**THE TASK**
In the entries below, count every line containing "Temperature". Reply with the number alone.

════════

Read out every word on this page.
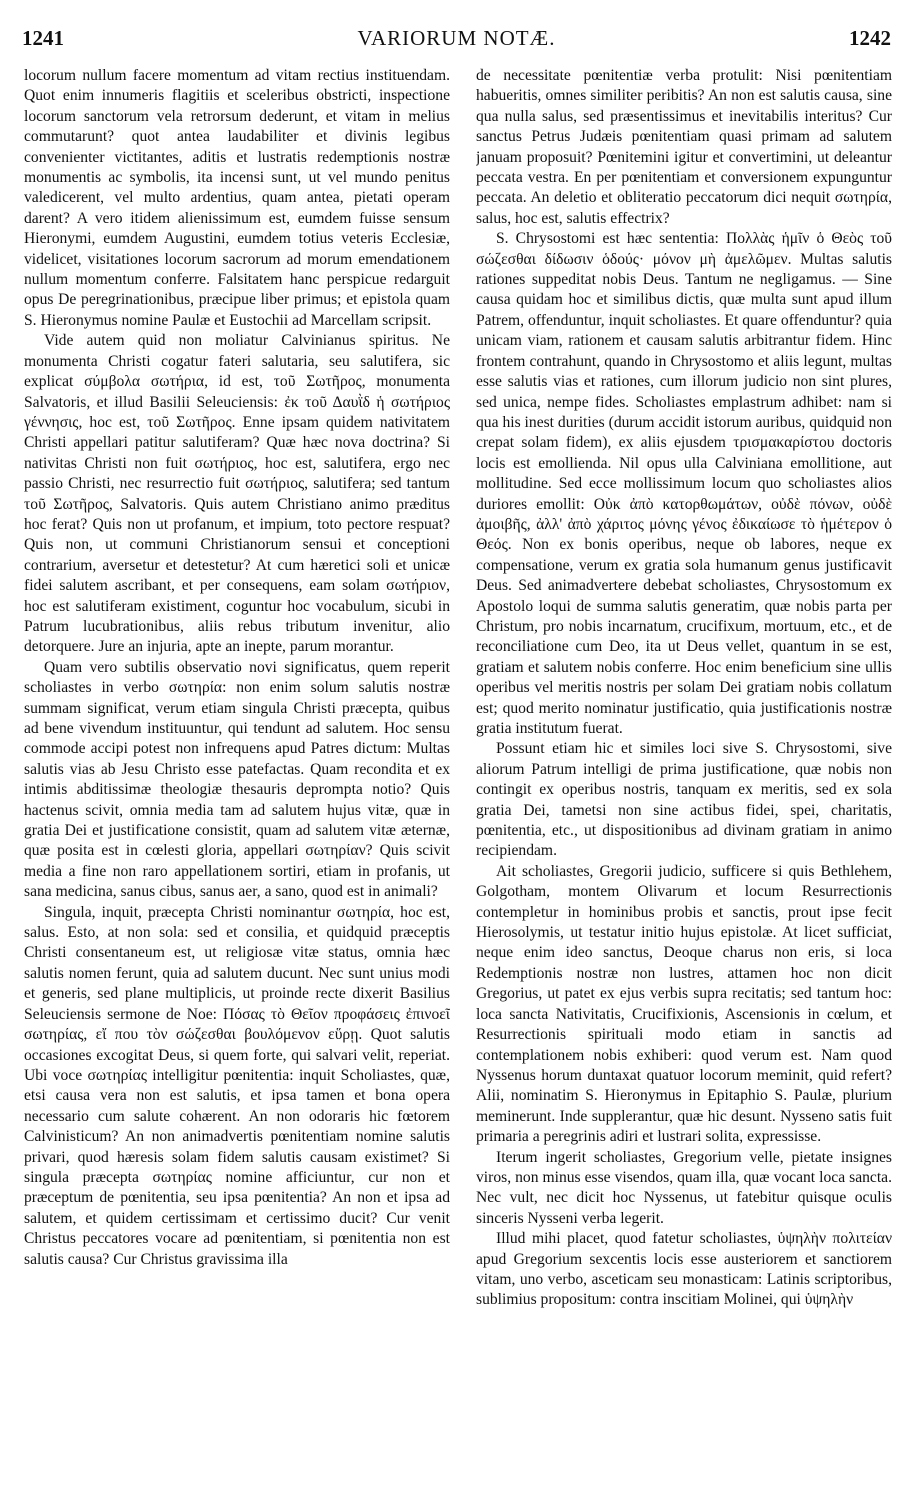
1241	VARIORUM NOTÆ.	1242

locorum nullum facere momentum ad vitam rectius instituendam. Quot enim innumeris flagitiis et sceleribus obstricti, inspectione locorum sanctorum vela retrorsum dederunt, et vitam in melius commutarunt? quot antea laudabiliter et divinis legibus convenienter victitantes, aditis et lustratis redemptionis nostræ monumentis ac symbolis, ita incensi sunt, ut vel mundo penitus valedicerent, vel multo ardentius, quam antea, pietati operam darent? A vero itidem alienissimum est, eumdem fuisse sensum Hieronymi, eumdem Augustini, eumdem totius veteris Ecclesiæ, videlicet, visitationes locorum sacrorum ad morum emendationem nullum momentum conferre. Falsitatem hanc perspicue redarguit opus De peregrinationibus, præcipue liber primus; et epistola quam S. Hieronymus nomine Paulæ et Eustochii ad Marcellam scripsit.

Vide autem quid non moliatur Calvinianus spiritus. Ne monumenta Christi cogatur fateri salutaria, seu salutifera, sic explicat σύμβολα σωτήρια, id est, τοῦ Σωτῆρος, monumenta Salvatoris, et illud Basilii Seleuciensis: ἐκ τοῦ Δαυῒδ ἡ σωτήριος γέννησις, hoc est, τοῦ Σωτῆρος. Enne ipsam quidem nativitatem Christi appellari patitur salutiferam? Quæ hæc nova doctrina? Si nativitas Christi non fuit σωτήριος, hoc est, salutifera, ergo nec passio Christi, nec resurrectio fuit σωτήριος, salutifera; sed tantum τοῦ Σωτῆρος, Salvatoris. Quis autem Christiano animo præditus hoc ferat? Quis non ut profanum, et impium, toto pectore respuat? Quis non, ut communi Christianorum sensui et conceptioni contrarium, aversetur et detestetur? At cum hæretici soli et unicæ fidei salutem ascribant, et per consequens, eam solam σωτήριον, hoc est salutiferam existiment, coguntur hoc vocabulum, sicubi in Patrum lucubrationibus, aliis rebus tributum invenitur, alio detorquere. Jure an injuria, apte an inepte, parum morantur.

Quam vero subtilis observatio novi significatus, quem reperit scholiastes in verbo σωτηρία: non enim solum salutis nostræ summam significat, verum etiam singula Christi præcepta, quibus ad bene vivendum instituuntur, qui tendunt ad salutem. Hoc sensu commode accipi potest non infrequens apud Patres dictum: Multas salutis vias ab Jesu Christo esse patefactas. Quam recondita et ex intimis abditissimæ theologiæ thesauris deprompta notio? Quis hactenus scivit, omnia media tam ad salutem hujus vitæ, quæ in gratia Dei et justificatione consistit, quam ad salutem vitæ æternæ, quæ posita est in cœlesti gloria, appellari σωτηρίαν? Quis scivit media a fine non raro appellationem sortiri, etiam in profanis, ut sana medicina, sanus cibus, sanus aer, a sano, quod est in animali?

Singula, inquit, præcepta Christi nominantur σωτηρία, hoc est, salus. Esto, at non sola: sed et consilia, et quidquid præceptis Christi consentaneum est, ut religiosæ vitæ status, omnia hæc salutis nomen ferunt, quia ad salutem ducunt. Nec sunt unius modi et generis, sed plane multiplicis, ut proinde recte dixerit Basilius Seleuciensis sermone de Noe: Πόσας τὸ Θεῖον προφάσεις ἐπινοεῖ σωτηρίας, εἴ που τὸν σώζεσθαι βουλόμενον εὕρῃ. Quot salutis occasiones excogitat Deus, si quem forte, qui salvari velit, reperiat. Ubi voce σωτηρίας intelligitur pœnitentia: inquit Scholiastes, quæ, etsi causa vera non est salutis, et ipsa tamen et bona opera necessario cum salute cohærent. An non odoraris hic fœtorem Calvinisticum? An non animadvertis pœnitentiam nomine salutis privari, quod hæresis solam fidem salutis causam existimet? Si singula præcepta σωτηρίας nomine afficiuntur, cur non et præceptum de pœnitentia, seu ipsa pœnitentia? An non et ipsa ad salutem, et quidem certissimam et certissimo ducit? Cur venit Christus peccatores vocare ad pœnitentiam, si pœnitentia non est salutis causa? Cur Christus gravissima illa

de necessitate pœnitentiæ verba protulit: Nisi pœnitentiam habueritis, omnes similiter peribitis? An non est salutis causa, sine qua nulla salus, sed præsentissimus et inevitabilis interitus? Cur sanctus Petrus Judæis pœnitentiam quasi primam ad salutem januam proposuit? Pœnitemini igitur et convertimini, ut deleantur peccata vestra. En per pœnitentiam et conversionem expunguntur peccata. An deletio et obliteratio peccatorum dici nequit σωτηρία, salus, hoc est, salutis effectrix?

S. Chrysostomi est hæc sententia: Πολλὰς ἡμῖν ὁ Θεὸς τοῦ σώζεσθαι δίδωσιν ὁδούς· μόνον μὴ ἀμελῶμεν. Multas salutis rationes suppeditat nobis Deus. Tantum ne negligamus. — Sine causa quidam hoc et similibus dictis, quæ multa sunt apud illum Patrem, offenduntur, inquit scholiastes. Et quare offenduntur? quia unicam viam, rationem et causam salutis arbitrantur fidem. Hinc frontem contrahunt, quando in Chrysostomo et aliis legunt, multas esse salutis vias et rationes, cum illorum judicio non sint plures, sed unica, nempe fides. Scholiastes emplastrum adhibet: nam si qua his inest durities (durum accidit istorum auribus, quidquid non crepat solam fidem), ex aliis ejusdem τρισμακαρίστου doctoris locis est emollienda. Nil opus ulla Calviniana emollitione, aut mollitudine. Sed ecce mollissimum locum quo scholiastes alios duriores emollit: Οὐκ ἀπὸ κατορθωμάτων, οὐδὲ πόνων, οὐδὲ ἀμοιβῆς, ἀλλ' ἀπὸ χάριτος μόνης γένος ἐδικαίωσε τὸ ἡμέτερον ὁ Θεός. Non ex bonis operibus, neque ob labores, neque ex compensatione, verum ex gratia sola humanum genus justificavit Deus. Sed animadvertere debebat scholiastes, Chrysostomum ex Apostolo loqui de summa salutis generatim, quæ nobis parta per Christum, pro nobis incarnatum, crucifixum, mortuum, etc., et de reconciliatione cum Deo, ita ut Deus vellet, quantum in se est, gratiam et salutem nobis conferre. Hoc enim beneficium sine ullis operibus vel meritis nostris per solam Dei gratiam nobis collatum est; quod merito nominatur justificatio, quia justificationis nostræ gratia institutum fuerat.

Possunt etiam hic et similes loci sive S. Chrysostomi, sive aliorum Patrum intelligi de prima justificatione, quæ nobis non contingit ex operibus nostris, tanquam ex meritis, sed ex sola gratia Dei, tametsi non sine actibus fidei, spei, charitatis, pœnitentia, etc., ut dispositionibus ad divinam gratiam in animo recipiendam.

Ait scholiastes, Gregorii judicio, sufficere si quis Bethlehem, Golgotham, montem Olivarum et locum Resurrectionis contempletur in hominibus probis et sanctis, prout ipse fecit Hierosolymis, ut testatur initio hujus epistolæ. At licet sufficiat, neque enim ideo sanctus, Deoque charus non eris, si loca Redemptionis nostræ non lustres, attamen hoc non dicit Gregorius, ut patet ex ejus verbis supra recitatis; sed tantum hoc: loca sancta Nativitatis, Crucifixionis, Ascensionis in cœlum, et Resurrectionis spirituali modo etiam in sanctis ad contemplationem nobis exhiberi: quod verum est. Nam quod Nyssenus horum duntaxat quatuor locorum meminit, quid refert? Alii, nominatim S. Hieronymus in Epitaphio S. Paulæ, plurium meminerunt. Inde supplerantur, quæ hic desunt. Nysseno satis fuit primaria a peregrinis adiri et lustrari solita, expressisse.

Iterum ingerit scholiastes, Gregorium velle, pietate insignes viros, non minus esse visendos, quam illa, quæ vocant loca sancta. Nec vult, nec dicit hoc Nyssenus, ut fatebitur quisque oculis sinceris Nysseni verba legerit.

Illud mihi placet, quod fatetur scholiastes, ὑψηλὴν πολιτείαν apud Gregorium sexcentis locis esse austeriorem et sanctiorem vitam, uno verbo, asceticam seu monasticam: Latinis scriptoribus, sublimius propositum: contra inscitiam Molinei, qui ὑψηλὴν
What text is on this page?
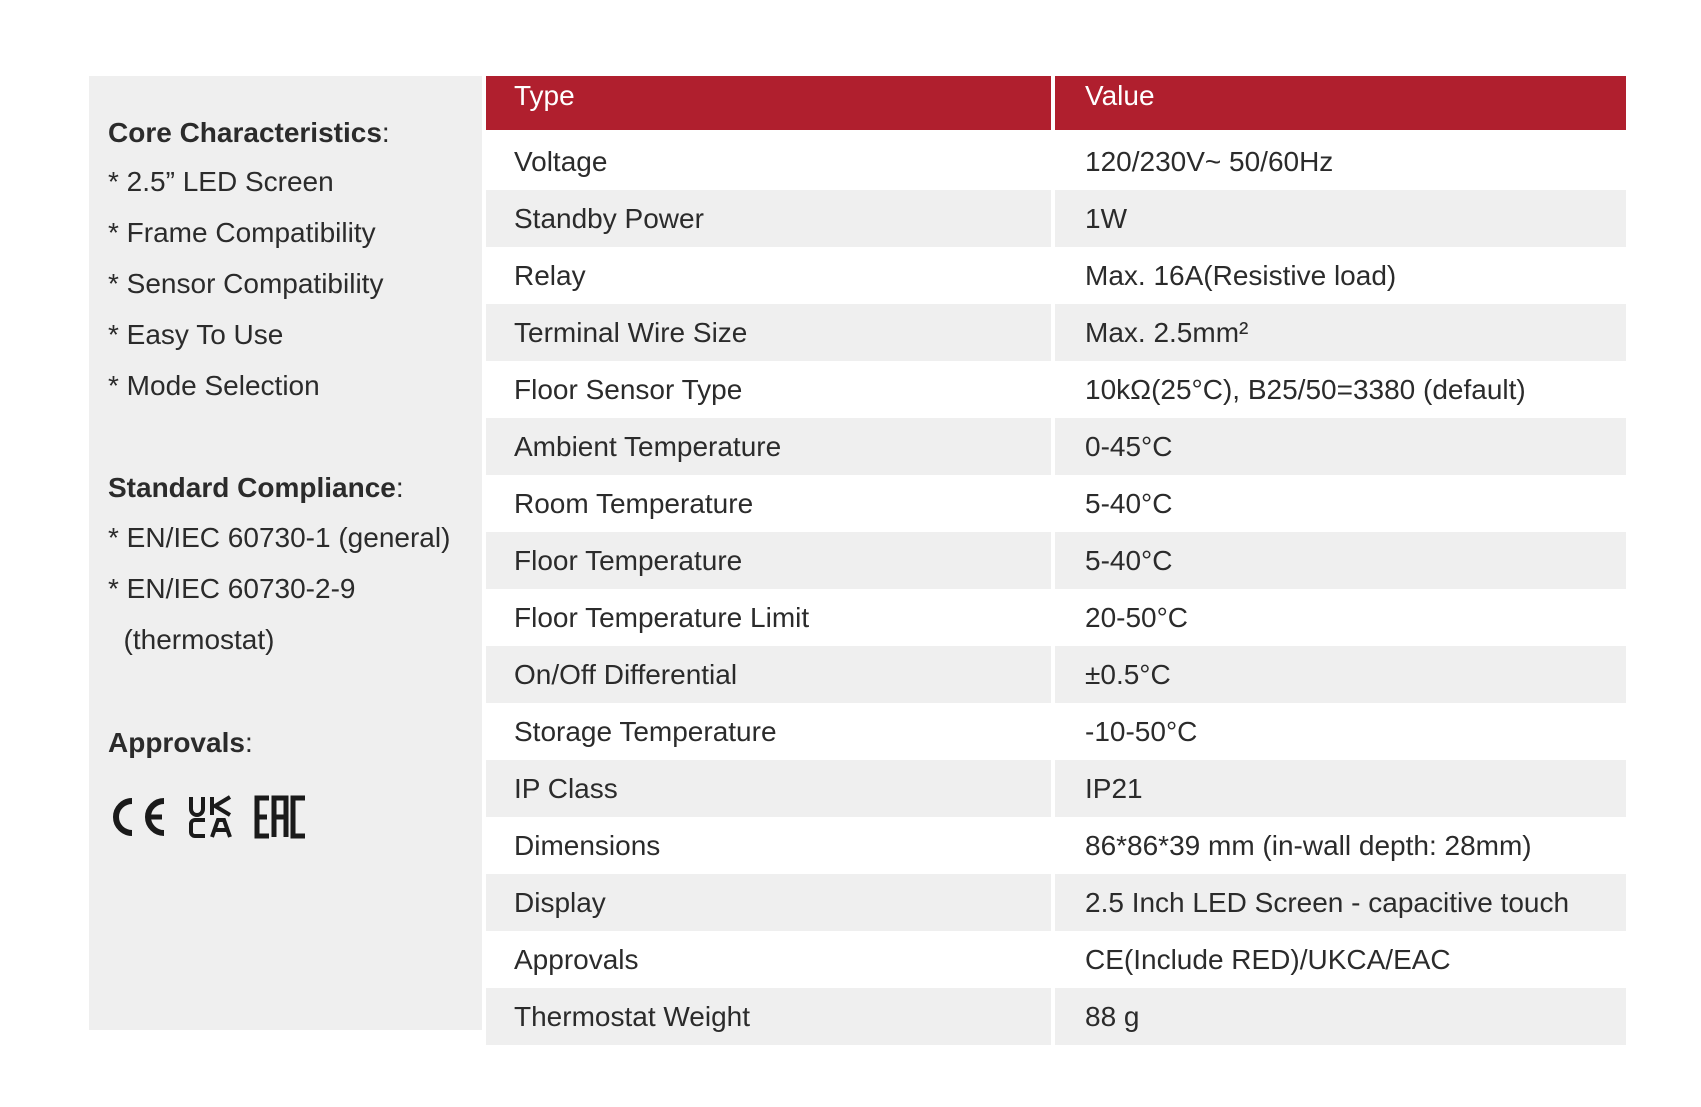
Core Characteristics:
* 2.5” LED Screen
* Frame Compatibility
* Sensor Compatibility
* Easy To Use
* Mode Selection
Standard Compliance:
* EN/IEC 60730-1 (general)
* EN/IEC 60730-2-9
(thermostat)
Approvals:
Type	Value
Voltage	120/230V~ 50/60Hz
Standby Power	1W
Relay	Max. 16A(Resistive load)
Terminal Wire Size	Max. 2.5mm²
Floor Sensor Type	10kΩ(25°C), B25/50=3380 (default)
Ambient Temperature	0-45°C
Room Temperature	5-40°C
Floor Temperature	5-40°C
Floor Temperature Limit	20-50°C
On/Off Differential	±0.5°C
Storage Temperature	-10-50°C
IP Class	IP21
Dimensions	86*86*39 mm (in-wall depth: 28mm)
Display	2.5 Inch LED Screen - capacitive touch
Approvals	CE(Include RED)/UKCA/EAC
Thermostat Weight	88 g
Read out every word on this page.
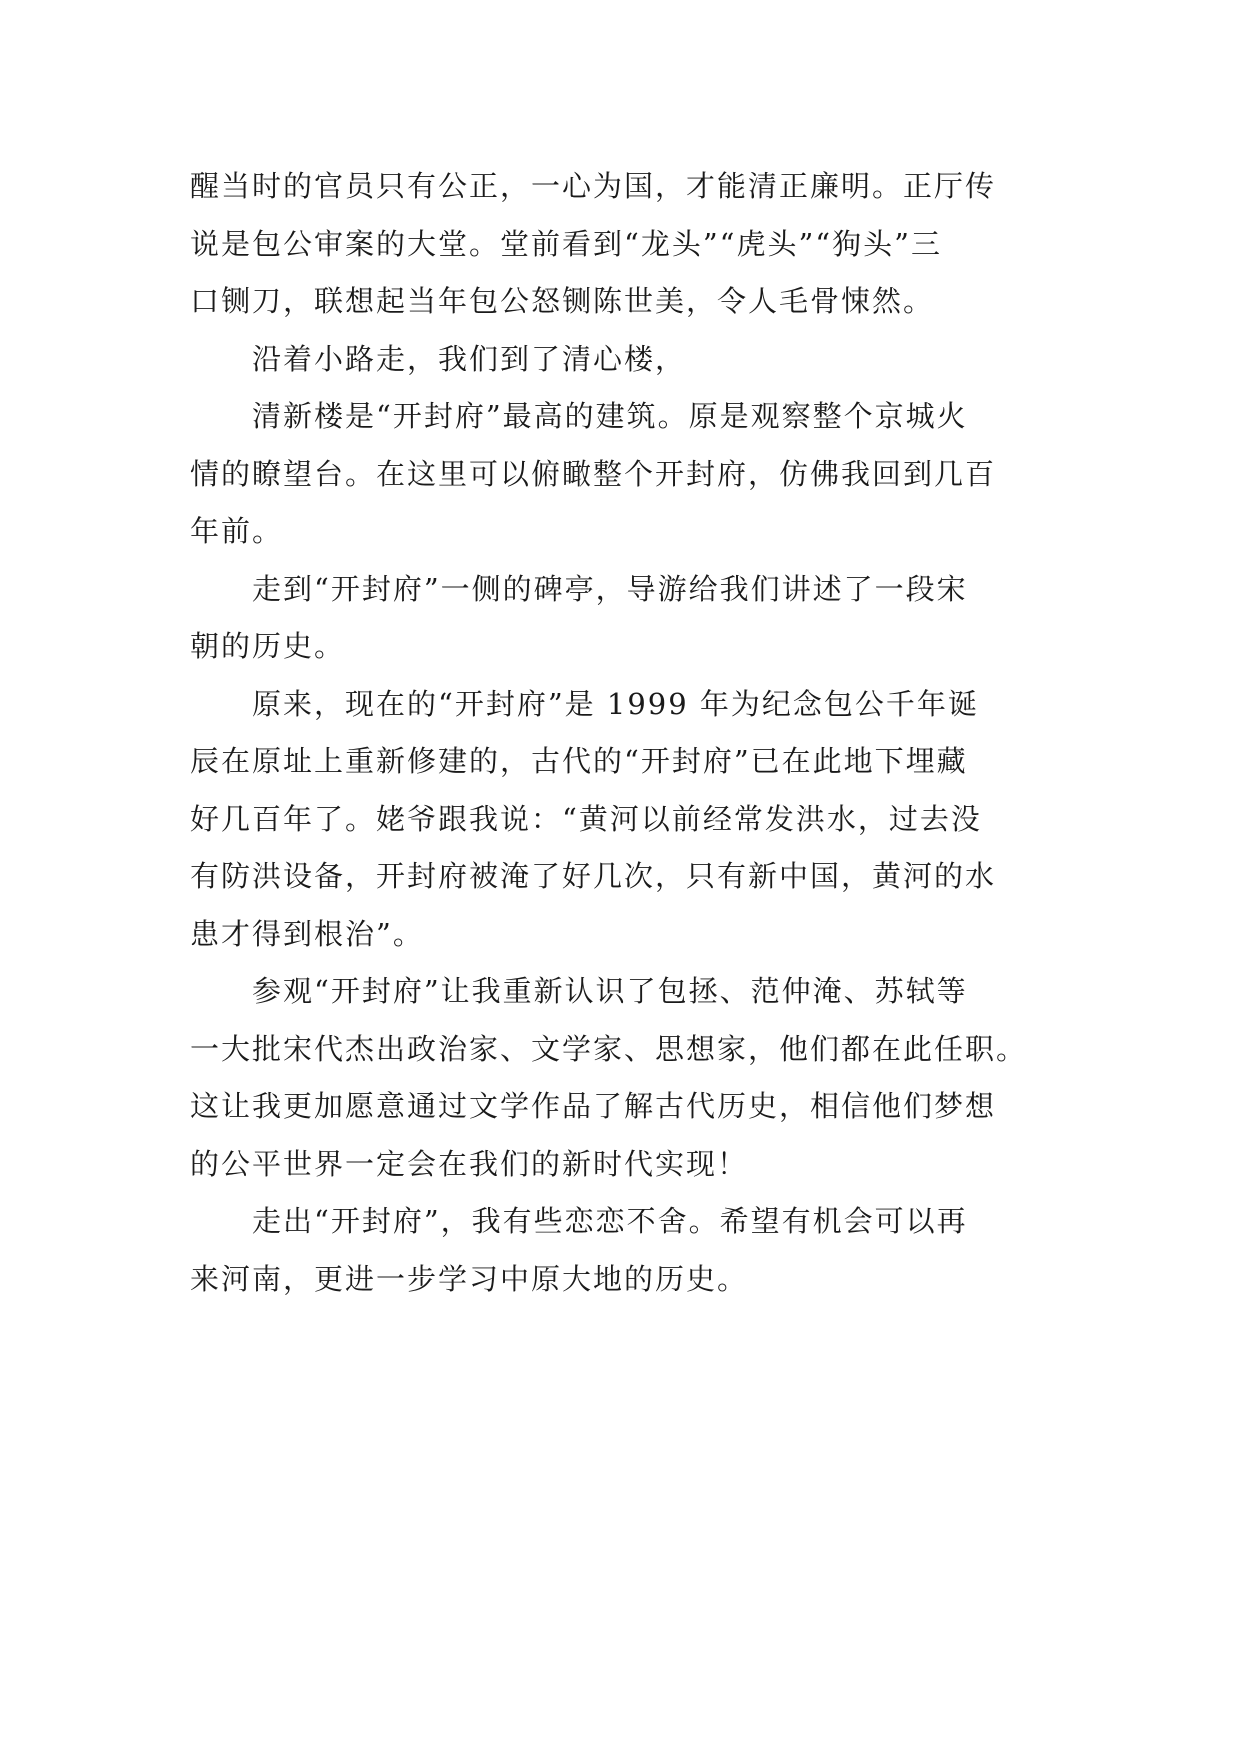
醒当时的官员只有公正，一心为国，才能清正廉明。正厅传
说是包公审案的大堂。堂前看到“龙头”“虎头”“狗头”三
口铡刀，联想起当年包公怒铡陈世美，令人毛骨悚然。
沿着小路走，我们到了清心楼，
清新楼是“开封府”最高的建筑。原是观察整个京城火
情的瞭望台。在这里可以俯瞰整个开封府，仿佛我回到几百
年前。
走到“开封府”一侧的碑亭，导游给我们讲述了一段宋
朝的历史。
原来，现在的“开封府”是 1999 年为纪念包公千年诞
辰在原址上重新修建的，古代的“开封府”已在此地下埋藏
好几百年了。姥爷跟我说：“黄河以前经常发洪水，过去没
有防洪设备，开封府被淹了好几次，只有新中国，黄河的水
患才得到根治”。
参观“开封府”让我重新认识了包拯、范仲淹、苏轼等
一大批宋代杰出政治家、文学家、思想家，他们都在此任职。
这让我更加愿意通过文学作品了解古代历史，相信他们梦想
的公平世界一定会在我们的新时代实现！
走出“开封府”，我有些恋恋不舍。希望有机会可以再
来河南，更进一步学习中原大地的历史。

════════

**TASK RESULT**
5